## Begin MATERIAL SUPPLIED
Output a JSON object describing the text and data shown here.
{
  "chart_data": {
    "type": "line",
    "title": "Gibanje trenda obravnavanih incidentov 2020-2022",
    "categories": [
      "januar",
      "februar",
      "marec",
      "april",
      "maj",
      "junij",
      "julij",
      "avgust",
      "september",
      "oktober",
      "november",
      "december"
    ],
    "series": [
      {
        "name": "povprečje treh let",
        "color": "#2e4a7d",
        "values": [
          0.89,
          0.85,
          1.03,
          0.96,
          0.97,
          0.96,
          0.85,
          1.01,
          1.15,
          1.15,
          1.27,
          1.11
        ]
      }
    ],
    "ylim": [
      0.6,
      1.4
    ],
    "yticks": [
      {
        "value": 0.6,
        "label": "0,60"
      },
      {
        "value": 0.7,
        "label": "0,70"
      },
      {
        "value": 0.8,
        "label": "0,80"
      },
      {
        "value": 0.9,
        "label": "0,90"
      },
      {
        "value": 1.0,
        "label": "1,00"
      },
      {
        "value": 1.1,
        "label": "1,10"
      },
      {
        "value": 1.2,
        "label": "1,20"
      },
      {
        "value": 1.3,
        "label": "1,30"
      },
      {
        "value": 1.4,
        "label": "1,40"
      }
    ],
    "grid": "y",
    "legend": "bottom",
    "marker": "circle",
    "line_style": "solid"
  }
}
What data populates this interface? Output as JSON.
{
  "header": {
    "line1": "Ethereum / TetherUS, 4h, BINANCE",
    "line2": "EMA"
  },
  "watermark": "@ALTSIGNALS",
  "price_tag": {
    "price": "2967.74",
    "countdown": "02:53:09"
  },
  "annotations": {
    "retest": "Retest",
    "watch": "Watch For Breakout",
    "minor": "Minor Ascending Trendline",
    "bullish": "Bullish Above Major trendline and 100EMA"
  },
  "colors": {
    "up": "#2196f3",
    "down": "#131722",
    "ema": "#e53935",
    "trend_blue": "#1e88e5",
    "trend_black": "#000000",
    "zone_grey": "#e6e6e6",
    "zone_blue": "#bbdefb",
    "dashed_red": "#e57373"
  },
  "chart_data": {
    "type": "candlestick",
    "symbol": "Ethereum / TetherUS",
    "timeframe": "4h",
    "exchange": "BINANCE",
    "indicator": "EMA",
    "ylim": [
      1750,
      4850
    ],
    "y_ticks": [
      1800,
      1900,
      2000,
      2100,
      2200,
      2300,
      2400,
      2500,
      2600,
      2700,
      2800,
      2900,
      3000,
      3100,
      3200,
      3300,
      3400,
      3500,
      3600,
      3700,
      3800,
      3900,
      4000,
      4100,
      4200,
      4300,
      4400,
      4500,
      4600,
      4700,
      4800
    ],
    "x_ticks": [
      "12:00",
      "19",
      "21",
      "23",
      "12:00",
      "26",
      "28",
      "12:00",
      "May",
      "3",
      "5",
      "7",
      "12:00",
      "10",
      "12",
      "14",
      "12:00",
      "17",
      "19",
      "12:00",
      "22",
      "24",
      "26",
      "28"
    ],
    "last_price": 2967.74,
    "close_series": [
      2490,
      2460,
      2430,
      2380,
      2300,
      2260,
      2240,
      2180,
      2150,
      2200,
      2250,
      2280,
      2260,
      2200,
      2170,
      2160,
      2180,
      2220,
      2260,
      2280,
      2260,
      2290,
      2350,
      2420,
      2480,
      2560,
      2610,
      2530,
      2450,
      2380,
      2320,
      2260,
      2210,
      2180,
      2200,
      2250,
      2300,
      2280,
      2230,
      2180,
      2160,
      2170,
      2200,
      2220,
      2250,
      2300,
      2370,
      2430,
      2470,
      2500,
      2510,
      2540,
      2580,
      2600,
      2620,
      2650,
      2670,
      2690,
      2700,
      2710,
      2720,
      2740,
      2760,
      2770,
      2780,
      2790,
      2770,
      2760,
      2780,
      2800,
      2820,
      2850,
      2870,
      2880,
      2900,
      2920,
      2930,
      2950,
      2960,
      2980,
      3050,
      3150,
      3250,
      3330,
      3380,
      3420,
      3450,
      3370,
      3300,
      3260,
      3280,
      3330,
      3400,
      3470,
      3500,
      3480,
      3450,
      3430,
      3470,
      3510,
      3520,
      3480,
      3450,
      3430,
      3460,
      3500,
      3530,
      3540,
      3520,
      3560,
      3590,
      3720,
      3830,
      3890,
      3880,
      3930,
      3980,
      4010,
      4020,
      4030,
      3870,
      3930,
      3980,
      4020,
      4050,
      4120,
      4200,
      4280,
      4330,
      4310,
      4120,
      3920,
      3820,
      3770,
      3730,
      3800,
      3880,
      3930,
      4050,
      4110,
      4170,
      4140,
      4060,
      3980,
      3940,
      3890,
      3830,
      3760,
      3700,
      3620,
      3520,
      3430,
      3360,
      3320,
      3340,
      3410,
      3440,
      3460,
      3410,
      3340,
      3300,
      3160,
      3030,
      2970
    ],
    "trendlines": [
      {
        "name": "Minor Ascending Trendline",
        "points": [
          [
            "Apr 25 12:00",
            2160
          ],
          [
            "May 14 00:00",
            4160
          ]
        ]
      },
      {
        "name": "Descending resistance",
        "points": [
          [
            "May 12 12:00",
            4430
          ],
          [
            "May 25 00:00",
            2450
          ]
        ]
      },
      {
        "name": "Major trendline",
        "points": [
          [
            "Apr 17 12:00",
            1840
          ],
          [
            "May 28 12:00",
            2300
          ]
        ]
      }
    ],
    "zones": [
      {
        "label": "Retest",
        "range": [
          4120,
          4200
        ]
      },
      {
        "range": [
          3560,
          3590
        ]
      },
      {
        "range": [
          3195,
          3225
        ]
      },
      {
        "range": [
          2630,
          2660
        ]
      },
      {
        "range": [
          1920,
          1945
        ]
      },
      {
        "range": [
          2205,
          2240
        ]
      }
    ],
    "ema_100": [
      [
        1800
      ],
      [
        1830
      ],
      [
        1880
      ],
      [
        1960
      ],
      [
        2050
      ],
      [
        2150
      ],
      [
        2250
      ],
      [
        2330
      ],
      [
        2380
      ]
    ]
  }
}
## End MATERIAL SUPPLIED
[GIVEN PROBLEM]
Each line of the listing should be copied exactly.

[OUTPUT FOR THIS EXERCISE]
Output a JSON object describing the text and data shown here.
{
  "chart_data": {
    "type": "line",
    "title": "Gibanje trenda obravnavanih incidentov 2020-2022",
    "categories": [
      "januar",
      "februar",
      "marec",
      "april",
      "maj",
      "junij",
      "julij",
      "avgust",
      "september",
      "oktober",
      "november",
      "december"
    ],
    "series": [
      {
        "name": "povprečje treh let",
        "color": "#2e4a7d",
        "values": [
          0.89,
          0.85,
          1.03,
          0.96,
          0.97,
          0.96,
          0.85,
          1.01,
          1.15,
          1.15,
          1.27,
          1.11
        ]
      }
    ],
    "ylim": [
      0.6,
      1.4
    ],
    "yticks": [
      {
        "value": 0.6,
        "label": "0,60"
      },
      {
        "value": 0.7,
        "label": "0,70"
      },
      {
        "value": 0.8,
        "label": "0,80"
      },
      {
        "value": 0.9,
        "label": "0,90"
      },
      {
        "value": 1.0,
        "label": "1,00"
      },
      {
        "value": 1.1,
        "label": "1,10"
      },
      {
        "value": 1.2,
        "label": "1,20"
      },
      {
        "value": 1.3,
        "label": "1,30"
      },
      {
        "value": 1.4,
        "label": "1,40"
      }
    ],
    "grid": "y",
    "legend": "bottom",
    "marker": "circle",
    "line_style": "solid"
  }
}
What data populates this interface? Output as JSON.
{
  "header": {
    "line1": "Ethereum / TetherUS, 4h, BINANCE",
    "line2": "EMA"
  },
  "watermark": "@ALTSIGNALS",
  "price_tag": {
    "price": "2967.74",
    "countdown": "02:53:09"
  },
  "annotations": {
    "retest": "Retest",
    "watch": "Watch For Breakout",
    "minor": "Minor Ascending Trendline",
    "bullish": "Bullish Above Major trendline and 100EMA"
  },
  "colors": {
    "up": "#2196f3",
    "down": "#131722",
    "ema": "#e53935",
    "trend_blue": "#1e88e5",
    "trend_black": "#000000",
    "zone_grey": "#e6e6e6",
    "zone_blue": "#bbdefb",
    "dashed_red": "#e57373"
  },
  "chart_data": {
    "type": "candlestick",
    "symbol": "Ethereum / TetherUS",
    "timeframe": "4h",
    "exchange": "BINANCE",
    "indicator": "EMA",
    "ylim": [
      1750,
      4850
    ],
    "y_ticks": [
      1800,
      1900,
      2000,
      2100,
      2200,
      2300,
      2400,
      2500,
      2600,
      2700,
      2800,
      2900,
      3000,
      3100,
      3200,
      3300,
      3400,
      3500,
      3600,
      3700,
      3800,
      3900,
      4000,
      4100,
      4200,
      4300,
      4400,
      4500,
      4600,
      4700,
      4800
    ],
    "x_ticks": [
      "12:00",
      "19",
      "21",
      "23",
      "12:00",
      "26",
      "28",
      "12:00",
      "May",
      "3",
      "5",
      "7",
      "12:00",
      "10",
      "12",
      "14",
      "12:00",
      "17",
      "19",
      "12:00",
      "22",
      "24",
      "26",
      "28"
    ],
    "last_price": 2967.74,
    "close_series": [
      2490,
      2460,
      2430,
      2380,
      2300,
      2260,
      2240,
      2180,
      2150,
      2200,
      2250,
      2280,
      2260,
      2200,
      2170,
      2160,
      2180,
      2220,
      2260,
      2280,
      2260,
      2290,
      2350,
      2420,
      2480,
      2560,
      2610,
      2530,
      2450,
      2380,
      2320,
      2260,
      2210,
      2180,
      2200,
      2250,
      2300,
      2280,
      2230,
      2180,
      2160,
      2170,
      2200,
      2220,
      2250,
      2300,
      2370,
      2430,
      2470,
      2500,
      2510,
      2540,
      2580,
      2600,
      2620,
      2650,
      2670,
      2690,
      2700,
      2710,
      2720,
      2740,
      2760,
      2770,
      2780,
      2790,
      2770,
      2760,
      2780,
      2800,
      2820,
      2850,
      2870,
      2880,
      2900,
      2920,
      2930,
      2950,
      2960,
      2980,
      3050,
      3150,
      3250,
      3330,
      3380,
      3420,
      3450,
      3370,
      3300,
      3260,
      3280,
      3330,
      3400,
      3470,
      3500,
      3480,
      3450,
      3430,
      3470,
      3510,
      3520,
      3480,
      3450,
      3430,
      3460,
      3500,
      3530,
      3540,
      3520,
      3560,
      3590,
      3720,
      3830,
      3890,
      3880,
      3930,
      3980,
      4010,
      4020,
      4030,
      3870,
      3930,
      3980,
      4020,
      4050,
      4120,
      4200,
      4280,
      4330,
      4310,
      4120,
      3920,
      3820,
      3770,
      3730,
      3800,
      3880,
      3930,
      4050,
      4110,
      4170,
      4140,
      4060,
      3980,
      3940,
      3890,
      3830,
      3760,
      3700,
      3620,
      3520,
      3430,
      3360,
      3320,
      3340,
      3410,
      3440,
      3460,
      3410,
      3340,
      3300,
      3160,
      3030,
      2970
    ],
    "trendlines": [
      {
        "name": "Minor Ascending Trendline",
        "points": [
          [
            "Apr 25 12:00",
            2160
          ],
          [
            "May 14 00:00",
            4160
          ]
        ]
      },
      {
        "name": "Descending resistance",
        "points": [
          [
            "May 12 12:00",
            4430
          ],
          [
            "May 25 00:00",
            2450
          ]
        ]
      },
      {
        "name": "Major trendline",
        "points": [
          [
            "Apr 17 12:00",
            1840
          ],
          [
            "May 28 12:00",
            2300
          ]
        ]
      }
    ],
    "zones": [
      {
        "label": "Retest",
        "range": [
          4120,
          4200
        ]
      },
      {
        "range": [
          3560,
          3590
        ]
      },
      {
        "range": [
          3195,
          3225
        ]
      },
      {
        "range": [
          2630,
          2660
        ]
      },
      {
        "range": [
          1920,
          1945
        ]
      },
      {
        "range": [
          2205,
          2240
        ]
      }
    ],
    "ema_100": [
      [
        1800
      ],
      [
        1830
      ],
      [
        1880
      ],
      [
        1960
      ],
      [
        2050
      ],
      [
        2150
      ],
      [
        2250
      ],
      [
        2330
      ],
      [
        2380
      ]
    ]
  }
}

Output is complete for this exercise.